[Extracted records]
..............................

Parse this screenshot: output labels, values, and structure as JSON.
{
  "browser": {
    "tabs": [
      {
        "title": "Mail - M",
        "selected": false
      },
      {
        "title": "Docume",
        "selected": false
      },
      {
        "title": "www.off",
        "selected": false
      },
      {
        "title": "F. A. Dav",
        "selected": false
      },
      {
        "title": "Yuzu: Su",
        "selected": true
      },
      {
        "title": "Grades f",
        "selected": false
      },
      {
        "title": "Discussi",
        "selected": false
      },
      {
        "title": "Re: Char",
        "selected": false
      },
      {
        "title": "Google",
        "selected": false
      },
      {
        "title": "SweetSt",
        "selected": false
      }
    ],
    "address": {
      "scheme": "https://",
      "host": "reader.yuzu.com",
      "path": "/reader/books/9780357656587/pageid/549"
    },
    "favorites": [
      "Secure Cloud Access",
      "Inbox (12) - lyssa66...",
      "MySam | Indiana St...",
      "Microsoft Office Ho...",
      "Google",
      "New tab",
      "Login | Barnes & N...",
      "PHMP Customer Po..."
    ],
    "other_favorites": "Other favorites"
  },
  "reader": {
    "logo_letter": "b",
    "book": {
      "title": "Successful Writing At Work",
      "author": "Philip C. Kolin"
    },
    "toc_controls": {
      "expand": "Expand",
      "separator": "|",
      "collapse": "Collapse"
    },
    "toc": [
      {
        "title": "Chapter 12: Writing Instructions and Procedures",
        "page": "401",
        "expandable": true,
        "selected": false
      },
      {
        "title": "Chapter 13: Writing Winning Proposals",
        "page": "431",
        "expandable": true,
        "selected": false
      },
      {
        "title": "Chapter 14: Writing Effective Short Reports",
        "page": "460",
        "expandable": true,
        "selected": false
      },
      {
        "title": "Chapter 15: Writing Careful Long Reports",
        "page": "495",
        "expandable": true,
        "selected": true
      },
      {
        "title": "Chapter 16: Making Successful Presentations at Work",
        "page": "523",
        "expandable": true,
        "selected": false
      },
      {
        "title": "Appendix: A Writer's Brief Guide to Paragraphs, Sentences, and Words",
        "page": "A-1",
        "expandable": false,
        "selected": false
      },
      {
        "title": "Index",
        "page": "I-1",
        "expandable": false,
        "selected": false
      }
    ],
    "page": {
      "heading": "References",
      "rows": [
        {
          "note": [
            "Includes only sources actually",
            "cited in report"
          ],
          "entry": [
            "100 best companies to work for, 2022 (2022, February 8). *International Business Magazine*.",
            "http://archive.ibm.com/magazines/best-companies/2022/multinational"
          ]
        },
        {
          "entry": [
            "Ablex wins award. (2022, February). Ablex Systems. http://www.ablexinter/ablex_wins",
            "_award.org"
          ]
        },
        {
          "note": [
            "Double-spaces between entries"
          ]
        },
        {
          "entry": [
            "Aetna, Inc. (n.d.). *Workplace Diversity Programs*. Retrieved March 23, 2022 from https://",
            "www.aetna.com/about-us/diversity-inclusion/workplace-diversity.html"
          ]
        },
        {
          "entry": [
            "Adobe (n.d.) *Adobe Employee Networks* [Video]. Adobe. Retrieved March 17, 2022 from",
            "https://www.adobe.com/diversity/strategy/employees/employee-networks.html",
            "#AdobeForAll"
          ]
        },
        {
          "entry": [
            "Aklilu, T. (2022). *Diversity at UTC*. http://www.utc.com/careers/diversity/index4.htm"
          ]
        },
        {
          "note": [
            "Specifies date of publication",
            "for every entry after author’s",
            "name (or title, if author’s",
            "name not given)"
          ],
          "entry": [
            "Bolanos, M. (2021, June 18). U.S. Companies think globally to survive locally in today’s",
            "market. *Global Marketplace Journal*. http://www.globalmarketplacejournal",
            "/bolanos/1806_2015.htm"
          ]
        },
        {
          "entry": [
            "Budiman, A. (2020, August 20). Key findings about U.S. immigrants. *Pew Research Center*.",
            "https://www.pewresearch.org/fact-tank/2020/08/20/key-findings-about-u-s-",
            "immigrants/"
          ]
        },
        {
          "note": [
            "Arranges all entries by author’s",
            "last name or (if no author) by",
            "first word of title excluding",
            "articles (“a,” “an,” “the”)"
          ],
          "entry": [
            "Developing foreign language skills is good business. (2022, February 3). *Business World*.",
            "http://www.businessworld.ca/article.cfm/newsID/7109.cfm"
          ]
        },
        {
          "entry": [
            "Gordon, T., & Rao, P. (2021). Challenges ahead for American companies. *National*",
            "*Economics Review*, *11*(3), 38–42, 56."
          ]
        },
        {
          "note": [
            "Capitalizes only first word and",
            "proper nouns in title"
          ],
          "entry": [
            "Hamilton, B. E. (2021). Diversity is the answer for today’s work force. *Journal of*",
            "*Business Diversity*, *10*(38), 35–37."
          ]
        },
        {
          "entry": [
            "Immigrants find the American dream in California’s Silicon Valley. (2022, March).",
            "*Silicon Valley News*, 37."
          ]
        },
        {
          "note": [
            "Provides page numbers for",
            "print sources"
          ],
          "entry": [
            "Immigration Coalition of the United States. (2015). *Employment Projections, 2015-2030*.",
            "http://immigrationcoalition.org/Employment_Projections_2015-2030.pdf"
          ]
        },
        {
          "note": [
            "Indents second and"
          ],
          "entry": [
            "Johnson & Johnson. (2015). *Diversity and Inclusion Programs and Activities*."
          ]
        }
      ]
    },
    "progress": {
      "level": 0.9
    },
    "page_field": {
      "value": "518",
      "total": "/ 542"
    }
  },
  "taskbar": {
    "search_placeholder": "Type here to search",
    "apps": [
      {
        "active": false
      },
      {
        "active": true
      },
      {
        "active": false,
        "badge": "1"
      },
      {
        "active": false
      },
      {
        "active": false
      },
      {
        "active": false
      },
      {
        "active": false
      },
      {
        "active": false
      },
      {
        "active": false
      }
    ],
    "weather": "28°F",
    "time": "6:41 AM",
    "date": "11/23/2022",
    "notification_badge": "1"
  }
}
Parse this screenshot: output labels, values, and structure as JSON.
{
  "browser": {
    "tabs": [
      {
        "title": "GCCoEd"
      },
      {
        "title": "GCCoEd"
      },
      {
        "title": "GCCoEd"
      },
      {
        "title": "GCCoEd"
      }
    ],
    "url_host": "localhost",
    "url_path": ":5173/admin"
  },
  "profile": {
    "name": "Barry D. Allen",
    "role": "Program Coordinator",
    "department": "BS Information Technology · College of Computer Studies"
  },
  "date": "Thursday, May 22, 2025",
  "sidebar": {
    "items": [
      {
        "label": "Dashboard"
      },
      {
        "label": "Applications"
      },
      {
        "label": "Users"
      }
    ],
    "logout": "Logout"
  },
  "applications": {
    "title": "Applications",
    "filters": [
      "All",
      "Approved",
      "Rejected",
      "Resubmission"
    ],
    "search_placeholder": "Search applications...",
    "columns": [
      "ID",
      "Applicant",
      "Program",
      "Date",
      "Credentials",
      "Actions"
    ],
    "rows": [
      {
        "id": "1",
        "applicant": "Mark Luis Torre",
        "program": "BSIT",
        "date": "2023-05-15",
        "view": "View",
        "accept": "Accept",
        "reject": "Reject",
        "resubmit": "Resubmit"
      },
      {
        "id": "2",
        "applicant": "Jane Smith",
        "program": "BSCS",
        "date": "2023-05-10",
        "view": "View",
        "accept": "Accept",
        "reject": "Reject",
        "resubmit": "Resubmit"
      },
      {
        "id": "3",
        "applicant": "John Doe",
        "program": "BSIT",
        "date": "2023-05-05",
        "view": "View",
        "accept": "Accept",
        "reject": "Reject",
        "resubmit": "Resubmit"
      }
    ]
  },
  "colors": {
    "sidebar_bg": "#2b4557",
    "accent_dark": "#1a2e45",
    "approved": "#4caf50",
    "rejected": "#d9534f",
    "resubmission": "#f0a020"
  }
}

..............................

## Aim of the exercise
Transcribe the records above exactly as they appear.

## Result of the task
Parse this screenshot: output labels, values, and structure as JSON.
{
  "browser": {
    "tabs": [
      {
        "title": "Mail - M",
        "selected": false
      },
      {
        "title": "Docume",
        "selected": false
      },
      {
        "title": "www.off",
        "selected": false
      },
      {
        "title": "F. A. Dav",
        "selected": false
      },
      {
        "title": "Yuzu: Su",
        "selected": true
      },
      {
        "title": "Grades f",
        "selected": false
      },
      {
        "title": "Discussi",
        "selected": false
      },
      {
        "title": "Re: Char",
        "selected": false
      },
      {
        "title": "Google",
        "selected": false
      },
      {
        "title": "SweetSt",
        "selected": false
      }
    ],
    "address": {
      "scheme": "https://",
      "host": "reader.yuzu.com",
      "path": "/reader/books/9780357656587/pageid/549"
    },
    "favorites": [
      "Secure Cloud Access",
      "Inbox (12) - lyssa66...",
      "MySam | Indiana St...",
      "Microsoft Office Ho...",
      "Google",
      "New tab",
      "Login | Barnes & N...",
      "PHMP Customer Po..."
    ],
    "other_favorites": "Other favorites"
  },
  "reader": {
    "logo_letter": "b",
    "book": {
      "title": "Successful Writing At Work",
      "author": "Philip C. Kolin"
    },
    "toc_controls": {
      "expand": "Expand",
      "separator": "|",
      "collapse": "Collapse"
    },
    "toc": [
      {
        "title": "Chapter 12: Writing Instructions and Procedures",
        "page": "401",
        "expandable": true,
        "selected": false
      },
      {
        "title": "Chapter 13: Writing Winning Proposals",
        "page": "431",
        "expandable": true,
        "selected": false
      },
      {
        "title": "Chapter 14: Writing Effective Short Reports",
        "page": "460",
        "expandable": true,
        "selected": false
      },
      {
        "title": "Chapter 15: Writing Careful Long Reports",
        "page": "495",
        "expandable": true,
        "selected": true
      },
      {
        "title": "Chapter 16: Making Successful Presentations at Work",
        "page": "523",
        "expandable": true,
        "selected": false
      },
      {
        "title": "Appendix: A Writer's Brief Guide to Paragraphs, Sentences, and Words",
        "page": "A-1",
        "expandable": false,
        "selected": false
      },
      {
        "title": "Index",
        "page": "I-1",
        "expandable": false,
        "selected": false
      }
    ],
    "page": {
      "heading": "References",
      "rows": [
        {
          "note": [
            "Includes only sources actually",
            "cited in report"
          ],
          "entry": [
            "100 best companies to work for, 2022 (2022, February 8). *International Business Magazine*.",
            "http://archive.ibm.com/magazines/best-companies/2022/multinational"
          ]
        },
        {
          "entry": [
            "Ablex wins award. (2022, February). Ablex Systems. http://www.ablexinter/ablex_wins",
            "_award.org"
          ]
        },
        {
          "note": [
            "Double-spaces between entries"
          ]
        },
        {
          "entry": [
            "Aetna, Inc. (n.d.). *Workplace Diversity Programs*. Retrieved March 23, 2022 from https://",
            "www.aetna.com/about-us/diversity-inclusion/workplace-diversity.html"
          ]
        },
        {
          "entry": [
            "Adobe (n.d.) *Adobe Employee Networks* [Video]. Adobe. Retrieved March 17, 2022 from",
            "https://www.adobe.com/diversity/strategy/employees/employee-networks.html",
            "#AdobeForAll"
          ]
        },
        {
          "entry": [
            "Aklilu, T. (2022). *Diversity at UTC*. http://www.utc.com/careers/diversity/index4.htm"
          ]
        },
        {
          "note": [
            "Specifies date of publication",
            "for every entry after author’s",
            "name (or title, if author’s",
            "name not given)"
          ],
          "entry": [
            "Bolanos, M. (2021, June 18). U.S. Companies think globally to survive locally in today’s",
            "market. *Global Marketplace Journal*. http://www.globalmarketplacejournal",
            "/bolanos/1806_2015.htm"
          ]
        },
        {
          "entry": [
            "Budiman, A. (2020, August 20). Key findings about U.S. immigrants. *Pew Research Center*.",
            "https://www.pewresearch.org/fact-tank/2020/08/20/key-findings-about-u-s-",
            "immigrants/"
          ]
        },
        {
          "note": [
            "Arranges all entries by author’s",
            "last name or (if no author) by",
            "first word of title excluding",
            "articles (“a,” “an,” “the”)"
          ],
          "entry": [
            "Developing foreign language skills is good business. (2022, February 3). *Business World*.",
            "http://www.businessworld.ca/article.cfm/newsID/7109.cfm"
          ]
        },
        {
          "entry": [
            "Gordon, T., & Rao, P. (2021). Challenges ahead for American companies. *National*",
            "*Economics Review*, *11*(3), 38–42, 56."
          ]
        },
        {
          "note": [
            "Capitalizes only first word and",
            "proper nouns in title"
          ],
          "entry": [
            "Hamilton, B. E. (2021). Diversity is the answer for today’s work force. *Journal of*",
            "*Business Diversity*, *10*(38), 35–37."
          ]
        },
        {
          "entry": [
            "Immigrants find the American dream in California’s Silicon Valley. (2022, March).",
            "*Silicon Valley News*, 37."
          ]
        },
        {
          "note": [
            "Provides page numbers for",
            "print sources"
          ],
          "entry": [
            "Immigration Coalition of the United States. (2015). *Employment Projections, 2015-2030*.",
            "http://immigrationcoalition.org/Employment_Projections_2015-2030.pdf"
          ]
        },
        {
          "note": [
            "Indents second and"
          ],
          "entry": [
            "Johnson & Johnson. (2015). *Diversity and Inclusion Programs and Activities*."
          ]
        }
      ]
    },
    "progress": {
      "level": 0.9
    },
    "page_field": {
      "value": "518",
      "total": "/ 542"
    }
  },
  "taskbar": {
    "search_placeholder": "Type here to search",
    "apps": [
      {
        "active": false
      },
      {
        "active": true
      },
      {
        "active": false,
        "badge": "1"
      },
      {
        "active": false
      },
      {
        "active": false
      },
      {
        "active": false
      },
      {
        "active": false
      },
      {
        "active": false
      },
      {
        "active": false
      }
    ],
    "weather": "28°F",
    "time": "6:41 AM",
    "date": "11/23/2022",
    "notification_badge": "1"
  }
}
Parse this screenshot: output labels, values, and structure as JSON.
{
  "browser": {
    "tabs": [
      {
        "title": "GCCoEd"
      },
      {
        "title": "GCCoEd"
      },
      {
        "title": "GCCoEd"
      },
      {
        "title": "GCCoEd"
      }
    ],
    "url_host": "localhost",
    "url_path": ":5173/admin"
  },
  "profile": {
    "name": "Barry D. Allen",
    "role": "Program Coordinator",
    "department": "BS Information Technology · College of Computer Studies"
  },
  "date": "Thursday, May 22, 2025",
  "sidebar": {
    "items": [
      {
        "label": "Dashboard"
      },
      {
        "label": "Applications"
      },
      {
        "label": "Users"
      }
    ],
    "logout": "Logout"
  },
  "applications": {
    "title": "Applications",
    "filters": [
      "All",
      "Approved",
      "Rejected",
      "Resubmission"
    ],
    "search_placeholder": "Search applications...",
    "columns": [
      "ID",
      "Applicant",
      "Program",
      "Date",
      "Credentials",
      "Actions"
    ],
    "rows": [
      {
        "id": "1",
        "applicant": "Mark Luis Torre",
        "program": "BSIT",
        "date": "2023-05-15",
        "view": "View",
        "accept": "Accept",
        "reject": "Reject",
        "resubmit": "Resubmit"
      },
      {
        "id": "2",
        "applicant": "Jane Smith",
        "program": "BSCS",
        "date": "2023-05-10",
        "view": "View",
        "accept": "Accept",
        "reject": "Reject",
        "resubmit": "Resubmit"
      },
      {
        "id": "3",
        "applicant": "John Doe",
        "program": "BSIT",
        "date": "2023-05-05",
        "view": "View",
        "accept": "Accept",
        "reject": "Reject",
        "resubmit": "Resubmit"
      }
    ]
  },
  "colors": {
    "sidebar_bg": "#2b4557",
    "accent_dark": "#1a2e45",
    "approved": "#4caf50",
    "rejected": "#d9534f",
    "resubmission": "#f0a020"
  }
}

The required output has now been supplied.